■ Short task: Search the records for "Liittimien". Copy every line where it appears.

(Dataset entries)
---*---

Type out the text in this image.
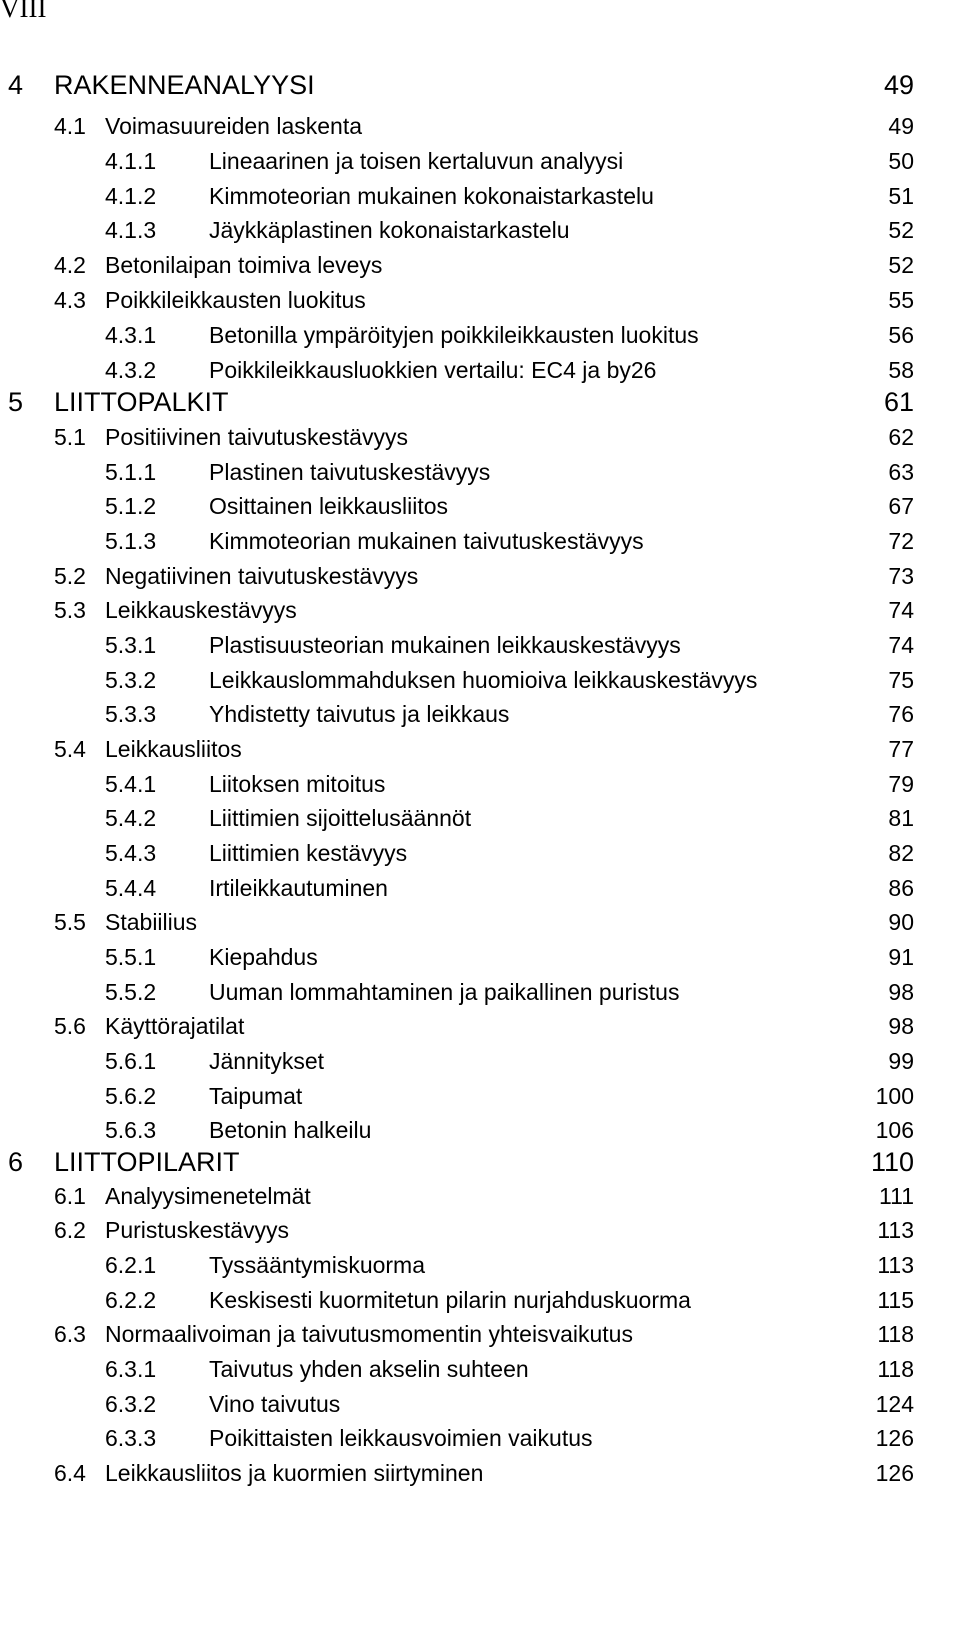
VIII
4 RAKENNEANALYYSI . . .	49
4.1 Voimasuureiden laskenta . . .	49
4.1.1 Lineaarinen ja toisen kertaluvun analyysi . . .	50
4.1.2 Kimmoteorian mukainen kokonaistarkastelu . . .	51
4.1.3 Jäykkäplastinen kokonaistarkastelu . . .	52
4.2 Betonilaipan toimiva leveys . . .	52
4.3 Poikkileikkausten luokitus . . .	55
4.3.1 Betonilla ympäröityjen poikkileikkausten luokitus . . .	56
4.3.2 Poikkileikkausluokkien vertailu: EC4 ja by26 . . .	58
5 LIITTOPALKIT . . .	61
5.1 Positiivinen taivutuskestävyys . . .	62
5.1.1 Plastinen taivutuskestävyys . . .	63
5.1.2 Osittainen leikkausliitos . . .	67
5.1.3 Kimmoteorian mukainen taivutuskestävyys . . .	72
5.2 Negatiivinen taivutuskestävyys . . .	73
5.3 Leikkauskestävyys . . .	74
5.3.1 Plastisuusteorian mukainen leikkauskestävyys . . .	74
5.3.2 Leikkauslommahduksen huomioiva leikkauskestävyys . . .	75
5.3.3 Yhdistetty taivutus ja leikkaus . . .	76
5.4 Leikkausliitos . . .	77
5.4.1 Liitoksen mitoitus . . .	79
5.4.2 Liittimien sijoittelusäännöt . . .	81
5.4.3 Liittimien kestävyys . . .	82
5.4.4 Irtileikkautuminen . . .	86
5.5 Stabiilius . . .	90
5.5.1 Kiepahdus . . .	91
5.5.2 Uuman lommahtaminen ja paikallinen puristus . . .	98
5.6 Käyttörajatilat . . .	98
5.6.1 Jännitykset . . .	99
5.6.2 Taipumat . . .	100
5.6.3 Betonin halkeilu . . .	106
6 LIITTOPILARIT . . .	110
6.1 Analyysimenetelmät . . .	111
6.2 Puristuskestävyys . . .	113
6.2.1 Tyssääntymiskuorma . . .	113
6.2.2 Keskisesti kuormitetun pilarin nurjahduskuorma . . .	115
6.3 Normaalivoiman ja taivutusmomentin yhteisvaikutus . . .	118
6.3.1 Taivutus yhden akselin suhteen . . .	118
6.3.2 Vino taivutus . . .	124
6.3.3 Poikittaisten leikkausvoimien vaikutus . . .	126
6.4 Leikkausliitos ja kuormien siirtyminen . . .	126
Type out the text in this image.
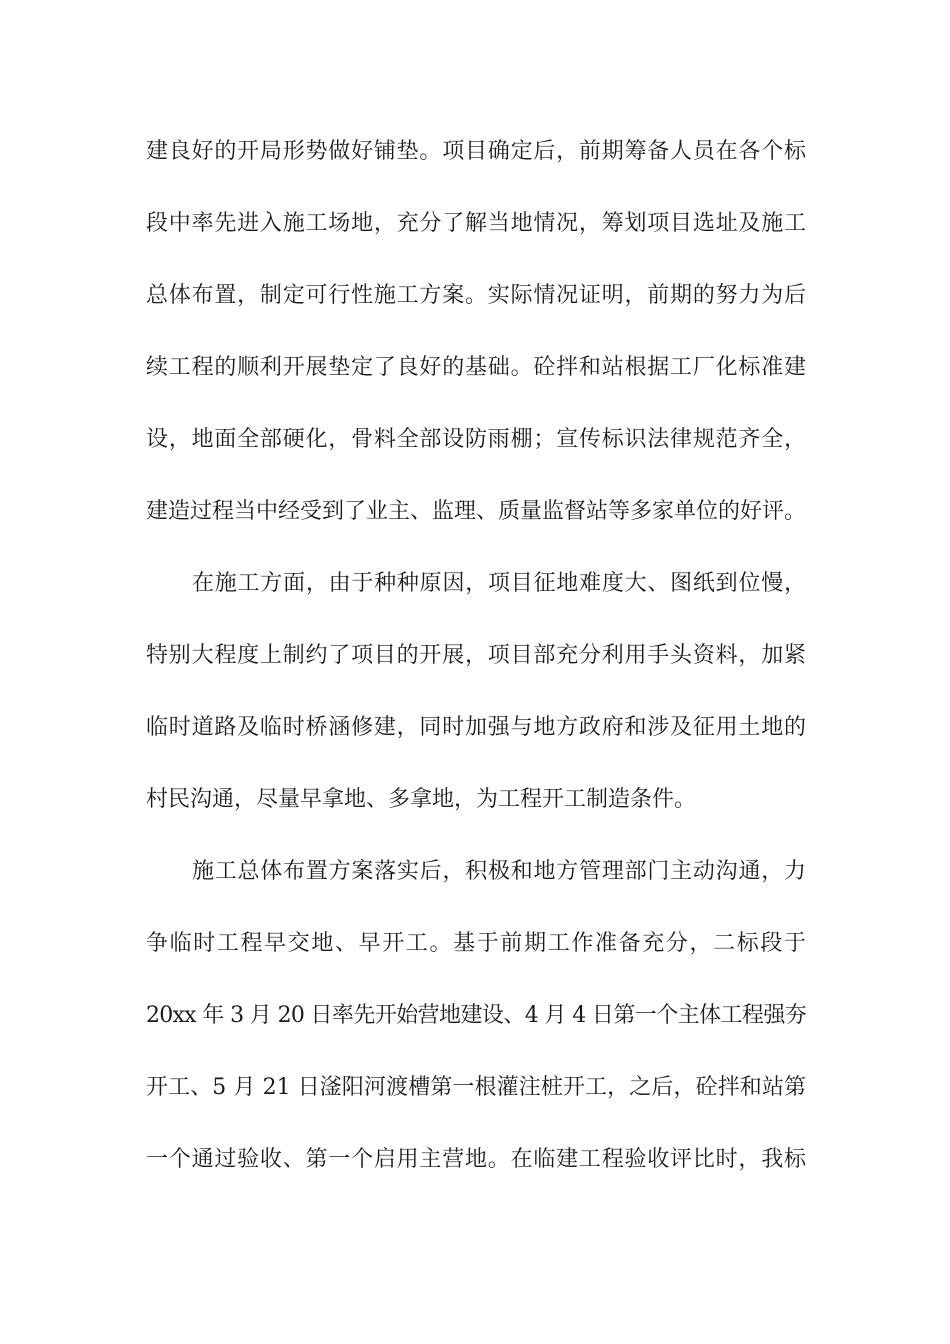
建良好的开局形势做好铺垫。项目确定后，前期筹备人员在各个标
段中率先进入施工场地，充分了解当地情况，筹划项目选址及施工
总体布置，制定可行性施工方案。实际情况证明，前期的努力为后
续工程的顺利开展垫定了良好的基础。砼拌和站根据工厂化标准建
设，地面全部硬化，骨料全部设防雨棚；宣传标识法律规范齐全，
建造过程当中经受到了业主、监理、质量监督站等多家单位的好评。
在施工方面，由于种种原因，项目征地难度大、图纸到位慢，
特别大程度上制约了项目的开展，项目部充分利用手头资料，加紧
临时道路及临时桥涵修建，同时加强与地方政府和涉及征用土地的
村民沟通，尽量早拿地、多拿地，为工程开工制造条件。
施工总体布置方案落实后，积极和地方管理部门主动沟通，力
争临时工程早交地、早开工。基于前期工作准备充分，二标段于
20xx 年 3 月 20 日率先开始营地建设、4 月 4 日第一个主体工程强夯
开工、5 月 21 日滏阳河渡槽第一根灌注桩开工，之后，砼拌和站第
一个通过验收、第一个启用主营地。在临建工程验收评比时，我标
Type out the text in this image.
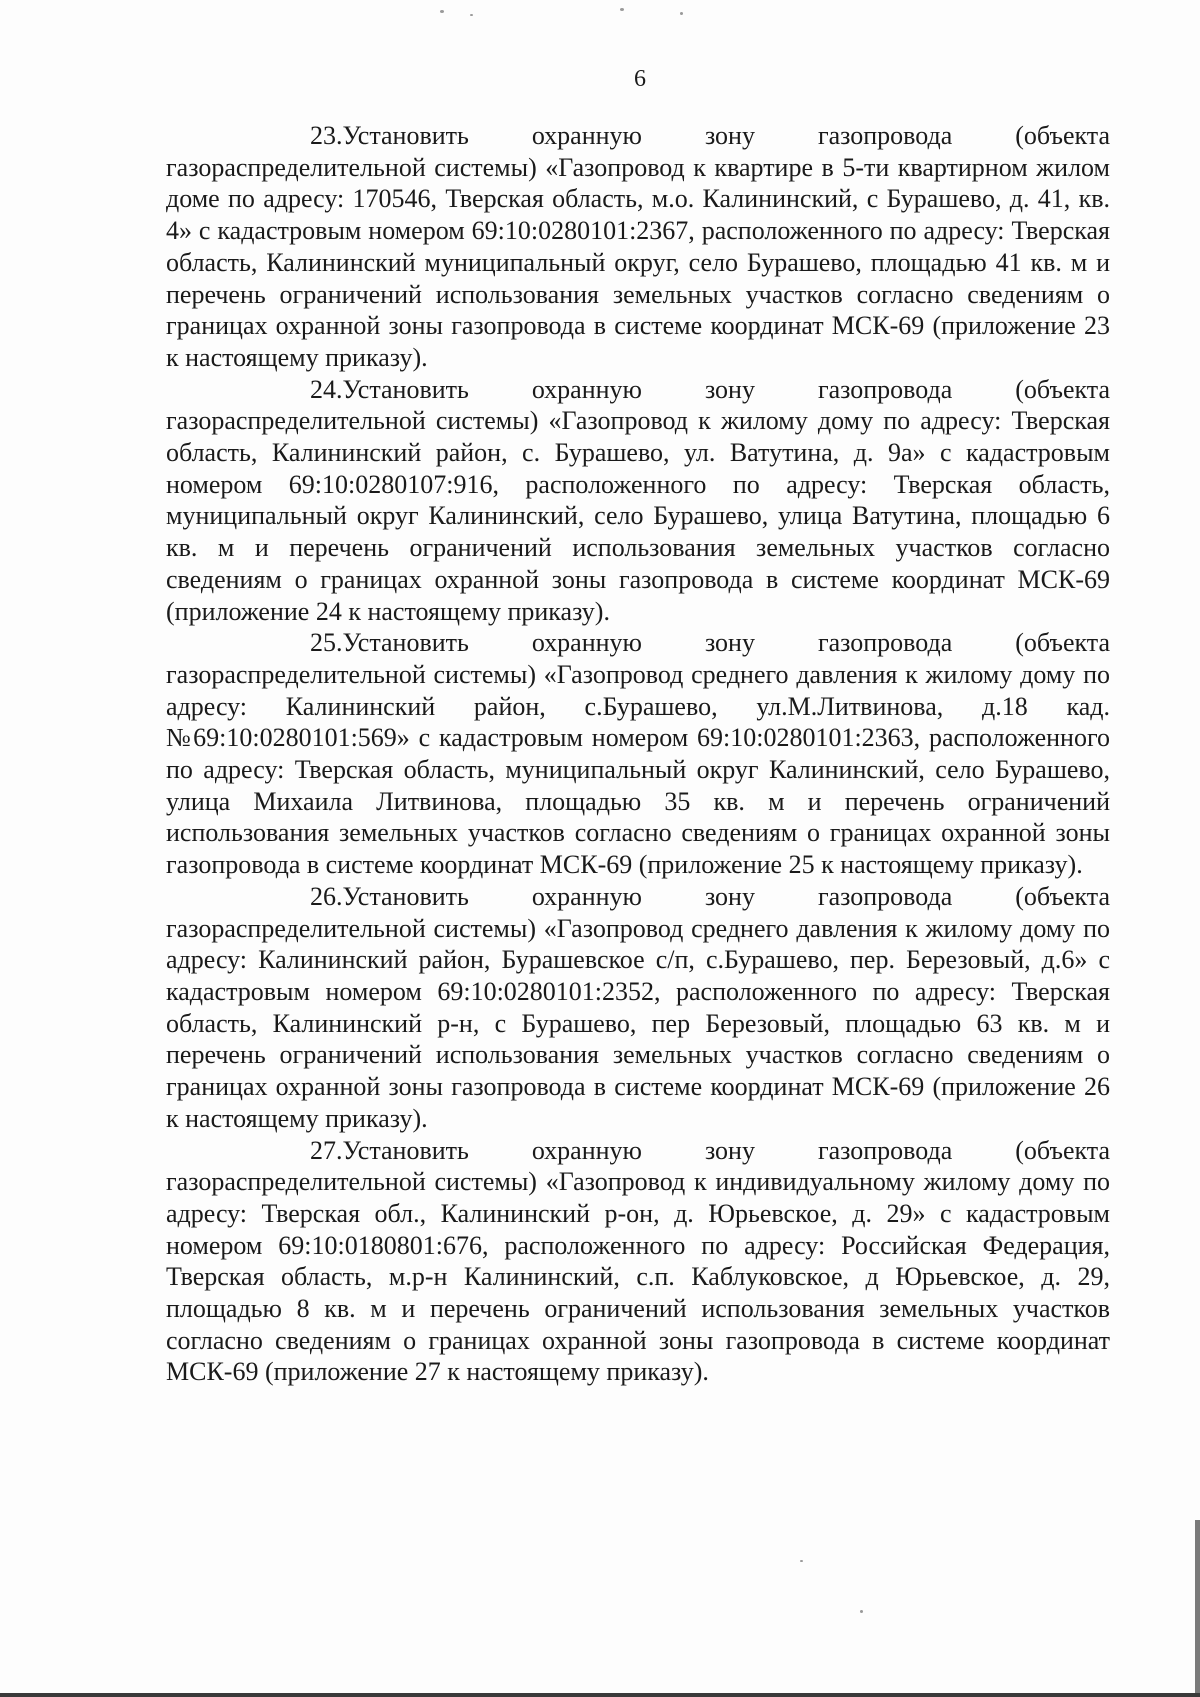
6

23.Установить охранную зону газопровода (объекта газораспределительной системы) «Газопровод к квартире в 5-ти квартирном жилом доме по адресу: 170546, Тверская область, м.о. Калининский, с Бурашево, д. 41, кв. 4» с кадастровым номером 69:10:0280101:2367, расположенного по адресу: Тверская область, Калининский муниципальный округ, село Бурашево, площадью 41 кв. м и перечень ограничений использования земельных участков согласно сведениям о границах охранной зоны газопровода в системе координат МСК-69 (приложение 23 к настоящему приказу).

24.Установить охранную зону газопровода (объекта газораспределительной системы) «Газопровод к жилому дому по адресу: Тверская область, Калининский район, с. Бурашево, ул. Ватутина, д. 9а» с кадастровым номером 69:10:0280107:916, расположенного по адресу: Тверская область, муниципальный округ Калининский, село Бурашево, улица Ватутина, площадью 6 кв. м и перечень ограничений использования земельных участков согласно сведениям о границах охранной зоны газопровода в системе координат МСК-69 (приложение 24 к настоящему приказу).

25.Установить охранную зону газопровода (объекта газораспределительной системы) «Газопровод среднего давления к жилому дому по адресу: Калининский район, с.Бурашево, ул.М.Литвинова, д.18 кад.№69:10:0280101:569» с кадастровым номером 69:10:0280101:2363, расположенного по адресу: Тверская область, муниципальный округ Калининский, село Бурашево, улица Михаила Литвинова, площадью 35 кв. м и перечень ограничений использования земельных участков согласно сведениям о границах охранной зоны газопровода в системе координат МСК-69 (приложение 25 к настоящему приказу).

26.Установить охранную зону газопровода (объекта газораспределительной системы) «Газопровод среднего давления к жилому дому по адресу: Калининский район, Бурашевское с/п, с.Бурашево, пер. Березовый, д.6» с кадастровым номером 69:10:0280101:2352, расположенного по адресу: Тверская область, Калининский р-н, с Бурашево, пер Березовый, площадью 63 кв. м и перечень ограничений использования земельных участков согласно сведениям о границах охранной зоны газопровода в системе координат МСК-69 (приложение 26 к настоящему приказу).

27.Установить охранную зону газопровода (объекта газораспределительной системы) «Газопровод к индивидуальному жилому дому по адресу: Тверская обл., Калининский р-он, д. Юрьевское, д. 29» с кадастровым номером 69:10:0180801:676, расположенного по адресу: Российская Федерация, Тверская область, м.р-н Калининский, с.п. Каблуковское, д Юрьевское, д. 29, площадью 8 кв. м и перечень ограничений использования земельных участков согласно сведениям о границах охранной зоны газопровода в системе координат МСК-69 (приложение 27 к настоящему приказу).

---*---

■ Solution for this task:
5.4.2 Liittimien sijoittelusäännöt . . .	81
5.4.3 Liittimien kestävyys . . .	82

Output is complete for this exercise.